**WHAT NEEDS TO BE DONE:**
Determine how many lines of the material below include "Assay", and reply with that number alone.

——

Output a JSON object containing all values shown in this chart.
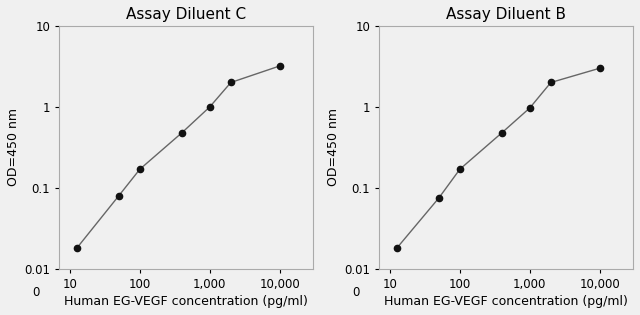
{
  "left_title": "Assay Diluent C",
  "right_title": "Assay Diluent B",
  "xlabel": "Human EG-VEGF concentration (pg/ml)",
  "ylabel": "OD=450 nm",
  "left_x": [
    12.5,
    50,
    100,
    400,
    1000,
    2000,
    10000
  ],
  "left_y": [
    0.018,
    0.08,
    0.17,
    0.48,
    1.0,
    2.0,
    3.2
  ],
  "right_x": [
    12.5,
    50,
    100,
    400,
    1000,
    2000,
    10000
  ],
  "right_y": [
    0.018,
    0.075,
    0.17,
    0.48,
    0.97,
    2.0,
    3.0
  ],
  "xlim": [
    7,
    30000
  ],
  "ylim": [
    0.01,
    10
  ],
  "xticks": [
    10,
    100,
    1000,
    10000
  ],
  "xtick_labels": [
    "10",
    "100",
    "1,000",
    "10,000"
  ],
  "yticks": [
    0.01,
    0.1,
    1,
    10
  ],
  "ytick_labels": [
    "0.01",
    "0.1",
    "1",
    "10"
  ],
  "line_color": "#666666",
  "marker_color": "#111111",
  "background_color": "#f0f0f0",
  "title_fontsize": 11,
  "label_fontsize": 9,
  "tick_fontsize": 8.5
}
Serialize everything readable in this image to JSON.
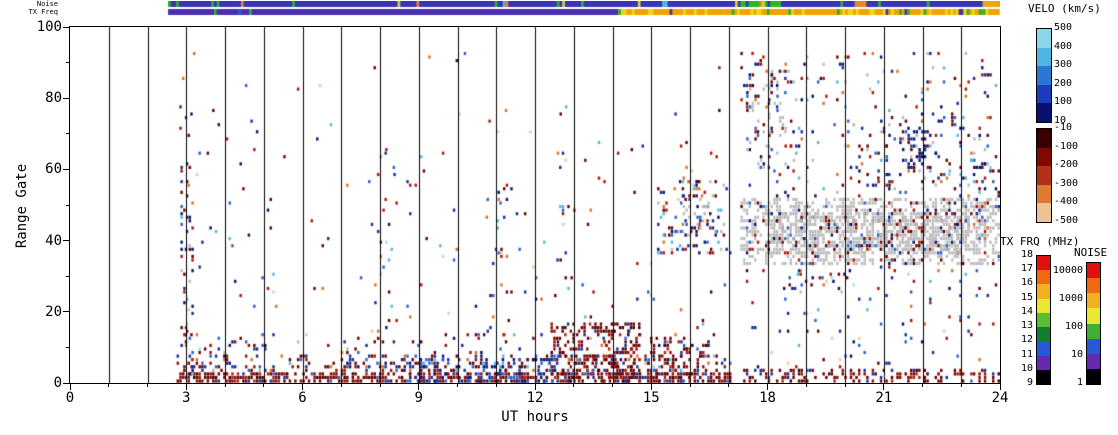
{
  "plot": {
    "xlabel": "UT hours",
    "ylabel": "Range Gate",
    "xlim": [
      0,
      24
    ],
    "ylim": [
      0,
      100
    ],
    "xticks": [
      0,
      3,
      6,
      9,
      12,
      15,
      18,
      21,
      24
    ],
    "yticks": [
      0,
      20,
      40,
      60,
      80,
      100
    ],
    "grid": "hourly vertical black lines"
  },
  "strips": {
    "noise": {
      "label": "Noise",
      "segments": [
        {
          "t0": 2.53,
          "t1": 24.0,
          "color": "#3a35b5",
          "speck_density": 0.09,
          "specks": [
            [
              "#30b030",
              0.3
            ],
            [
              "#e0d020",
              0.2
            ],
            [
              "#e8862a",
              0.2
            ],
            [
              "#cc2010",
              0.1
            ],
            [
              "#58b8dc",
              0.2
            ]
          ]
        },
        {
          "t0": 17.3,
          "t1": 18.35,
          "color": "#28b828",
          "speck_density": 0.15,
          "specks": [
            [
              "#3a35b5",
              0.5
            ],
            [
              "#e0d020",
              0.5
            ]
          ]
        },
        {
          "t0": 20.25,
          "t1": 20.55,
          "color": "#e8862a",
          "speck_density": 0.0,
          "specks": []
        },
        {
          "t0": 23.55,
          "t1": 24.0,
          "color": "#e8a818",
          "speck_density": 0.2,
          "specks": [
            [
              "#cc2010",
              1.0
            ]
          ]
        }
      ]
    },
    "txfreq": {
      "label": "TX Freq",
      "segments": [
        {
          "t0": 2.53,
          "t1": 14.15,
          "color": "#4b2fb0",
          "speck_density": 0.03,
          "specks": [
            [
              "#2858d8",
              0.6
            ],
            [
              "#30b030",
              0.4
            ]
          ]
        },
        {
          "t0": 14.15,
          "t1": 24.0,
          "color": "#f2a300",
          "speck_density": 0.3,
          "specks": [
            [
              "#f0d818",
              0.75
            ],
            [
              "#4b2fb0",
              0.13
            ],
            [
              "#30b030",
              0.12
            ]
          ]
        },
        {
          "t0": 22.9,
          "t1": 23.05,
          "color": "#4b2fb0",
          "speck_density": 0.0,
          "specks": []
        },
        {
          "t0": 23.45,
          "t1": 23.55,
          "color": "#30b030",
          "speck_density": 0.0,
          "specks": []
        }
      ]
    }
  },
  "colorbars": {
    "velo": {
      "title": "VELO (km/s)",
      "upper_labels": [
        "500",
        "400",
        "300",
        "200",
        "100",
        "10"
      ],
      "lower_labels": [
        "-10",
        "-100",
        "-200",
        "-300",
        "-400",
        "-500"
      ],
      "upper_colors": [
        "#8ed4ea",
        "#50b4e0",
        "#2a78d4",
        "#1c3cc0",
        "#081070"
      ],
      "lower_colors": [
        "#3a0000",
        "#7c0a00",
        "#b5301a",
        "#dc7a34",
        "#edc294"
      ]
    },
    "txfrq": {
      "title": "TX FRQ (MHz)",
      "labels": [
        "18",
        "17",
        "16",
        "15",
        "14",
        "13",
        "12",
        "11",
        "10",
        "9"
      ],
      "colors": [
        "#e01010",
        "#f06810",
        "#f0b020",
        "#e8e830",
        "#58c030",
        "#108030",
        "#2858d8",
        "#6828b0",
        "#000000"
      ]
    },
    "noise": {
      "title": "NOISE",
      "labels": [
        "10000",
        "1000",
        "100",
        "10",
        "1"
      ],
      "colors": [
        "#e01010",
        "#f06810",
        "#f0b020",
        "#e8e830",
        "#40b030",
        "#2858d8",
        "#6828b0",
        "#000000"
      ]
    }
  },
  "chart_data": {
    "type": "heatmap",
    "subtype": "superdarn-range-time-scatter",
    "description": "Range-time plot of radar velocity cells. Data coverage from ~02:45 to 24:00 UT with a short gap near 17:05-17:30 UT. Dense negative-velocity (dark red) ground clutter at range gates 0-10 all day; sparse mixed red/blue cells at mid gates; gray ground-scatter band at gates 33-52 from 17:30-24:00 UT and a smaller cluster 15:10-16:55 UT; increased high-gate activity after 17:30 UT.",
    "x_unit": "UT hours",
    "y_unit": "range gate",
    "xlim": [
      0,
      24
    ],
    "ylim": [
      0,
      100
    ],
    "seed": 1337,
    "cols": 340,
    "palettes": {
      "clutterRed": [
        [
          "#6b0000",
          0.4
        ],
        [
          "#8f0f05",
          0.22
        ],
        [
          "#b22015",
          0.12
        ],
        [
          "#3c0000",
          0.1
        ],
        [
          "#16309c",
          0.1
        ],
        [
          "#2a62cc",
          0.06
        ]
      ],
      "clutterMix": [
        [
          "#6b0000",
          0.26
        ],
        [
          "#9c1505",
          0.14
        ],
        [
          "#16309c",
          0.18
        ],
        [
          "#2a62cc",
          0.12
        ],
        [
          "#d8742a",
          0.08
        ],
        [
          "#58b8dc",
          0.08
        ],
        [
          "#0a1468",
          0.08
        ],
        [
          "#bcbcbc",
          0.06
        ]
      ],
      "clutterBlue": [
        [
          "#0a1468",
          0.34
        ],
        [
          "#16309c",
          0.3
        ],
        [
          "#2a62cc",
          0.16
        ],
        [
          "#6b0000",
          0.14
        ],
        [
          "#58b8dc",
          0.06
        ]
      ],
      "sparseMix": [
        [
          "#6b0000",
          0.16
        ],
        [
          "#a81a08",
          0.12
        ],
        [
          "#d8742a",
          0.1
        ],
        [
          "#f0c89c",
          0.05
        ],
        [
          "#16309c",
          0.16
        ],
        [
          "#0a1468",
          0.12
        ],
        [
          "#2a62cc",
          0.12
        ],
        [
          "#58b8dc",
          0.1
        ],
        [
          "#a6dcec",
          0.07
        ]
      ],
      "mixBlueRed": [
        [
          "#0a1468",
          0.2
        ],
        [
          "#16309c",
          0.14
        ],
        [
          "#2a62cc",
          0.1
        ],
        [
          "#6b0000",
          0.18
        ],
        [
          "#a81a08",
          0.1
        ],
        [
          "#bcbcbc",
          0.14
        ],
        [
          "#d8742a",
          0.08
        ],
        [
          "#58b8dc",
          0.06
        ]
      ],
      "grayGS": [
        [
          "#bcbcbc",
          0.84
        ],
        [
          "#6b0000",
          0.05
        ],
        [
          "#0a1468",
          0.05
        ],
        [
          "#2a62cc",
          0.03
        ],
        [
          "#a81a08",
          0.03
        ]
      ],
      "grayMix": [
        [
          "#bcbcbc",
          0.48
        ],
        [
          "#0a1468",
          0.14
        ],
        [
          "#6b0000",
          0.14
        ],
        [
          "#2a62cc",
          0.1
        ],
        [
          "#a81a08",
          0.08
        ],
        [
          "#d8742a",
          0.06
        ]
      ],
      "darkBlue": [
        [
          "#0a1468",
          0.55
        ],
        [
          "#16309c",
          0.25
        ],
        [
          "#6b0000",
          0.1
        ],
        [
          "#2a62cc",
          0.1
        ]
      ]
    },
    "regions": [
      {
        "name": "clutter_day_bottom",
        "t": [
          2.75,
          17.05
        ],
        "g": [
          0,
          3
        ],
        "density": 0.6,
        "palette": "clutterRed"
      },
      {
        "name": "clutter_day_low",
        "t": [
          2.75,
          17.05
        ],
        "g": [
          3,
          8
        ],
        "density": 0.22,
        "palette": "clutterMix"
      },
      {
        "name": "clutter_day_taper",
        "t": [
          2.75,
          17.05
        ],
        "g": [
          8,
          14
        ],
        "density": 0.06,
        "palette": "clutterMix"
      },
      {
        "name": "blob_1330",
        "t": [
          12.4,
          14.7
        ],
        "g": [
          0,
          17
        ],
        "density": 0.3,
        "palette": "clutterRed"
      },
      {
        "name": "blob_1530",
        "t": [
          14.9,
          16.4
        ],
        "g": [
          0,
          13
        ],
        "density": 0.28,
        "palette": "clutterRed"
      },
      {
        "name": "blue_morning",
        "t": [
          8.6,
          12.6
        ],
        "g": [
          0,
          7
        ],
        "density": 0.25,
        "palette": "clutterBlue"
      },
      {
        "name": "col_3",
        "t": [
          2.85,
          3.2
        ],
        "g": [
          2,
          62
        ],
        "density": 0.2,
        "palette": "mixBlueRed"
      },
      {
        "name": "sparse_day",
        "t": [
          2.75,
          17.05
        ],
        "g": [
          8,
          78
        ],
        "density": 0.011,
        "palette": "sparseMix"
      },
      {
        "name": "sparse_day_high",
        "t": [
          2.75,
          17.05
        ],
        "g": [
          78,
          93
        ],
        "density": 0.004,
        "palette": "sparseMix"
      },
      {
        "name": "col_8",
        "t": [
          7.85,
          8.35
        ],
        "g": [
          12,
          68
        ],
        "density": 0.045,
        "palette": "sparseMix"
      },
      {
        "name": "col_11",
        "t": [
          10.75,
          11.25
        ],
        "g": [
          10,
          60
        ],
        "density": 0.04,
        "palette": "sparseMix"
      },
      {
        "name": "col_12_7",
        "t": [
          12.55,
          12.9
        ],
        "g": [
          25,
          65
        ],
        "density": 0.05,
        "palette": "sparseMix"
      },
      {
        "name": "pre_gs_cluster",
        "t": [
          15.15,
          16.95
        ],
        "g": [
          36,
          57
        ],
        "density": 0.16,
        "palette": "mixBlueRed"
      },
      {
        "name": "pre_gs_cluster2",
        "t": [
          15.6,
          16.5
        ],
        "g": [
          42,
          52
        ],
        "density": 0.22,
        "palette": "grayMix"
      },
      {
        "name": "evening_gs_band",
        "t": [
          17.3,
          24
        ],
        "g": [
          33,
          52
        ],
        "density": 0.45,
        "palette": "grayGS"
      },
      {
        "name": "evening_gs_core",
        "t": [
          18.0,
          23.2
        ],
        "g": [
          36,
          48
        ],
        "density": 0.5,
        "palette": "grayGS"
      },
      {
        "name": "evening_high",
        "t": [
          17.3,
          24
        ],
        "g": [
          52,
          93
        ],
        "density": 0.055,
        "palette": "mixBlueRed"
      },
      {
        "name": "evening_cluster18",
        "t": [
          17.45,
          18.7
        ],
        "g": [
          60,
          90
        ],
        "density": 0.14,
        "palette": "grayMix"
      },
      {
        "name": "evening_cluster21",
        "t": [
          20.2,
          23.6
        ],
        "g": [
          55,
          75
        ],
        "density": 0.08,
        "palette": "mixBlueRed"
      },
      {
        "name": "navy_patch",
        "t": [
          21.4,
          22.1
        ],
        "g": [
          60,
          72
        ],
        "density": 0.22,
        "palette": "darkBlue"
      },
      {
        "name": "below_band_red",
        "t": [
          18.4,
          20.1
        ],
        "g": [
          25,
          33
        ],
        "density": 0.1,
        "palette": "mixBlueRed"
      },
      {
        "name": "evening_low_sparse",
        "t": [
          17.3,
          24
        ],
        "g": [
          4,
          33
        ],
        "density": 0.03,
        "palette": "sparseMix"
      },
      {
        "name": "evening_bottom",
        "t": [
          17.3,
          24
        ],
        "g": [
          0,
          4
        ],
        "density": 0.32,
        "palette": "clutterRed"
      },
      {
        "name": "right_edge_blue",
        "t": [
          23.3,
          24
        ],
        "g": [
          40,
          62
        ],
        "density": 0.12,
        "palette": "mixBlueRed"
      }
    ]
  }
}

——

**TASK ANSWER:**
2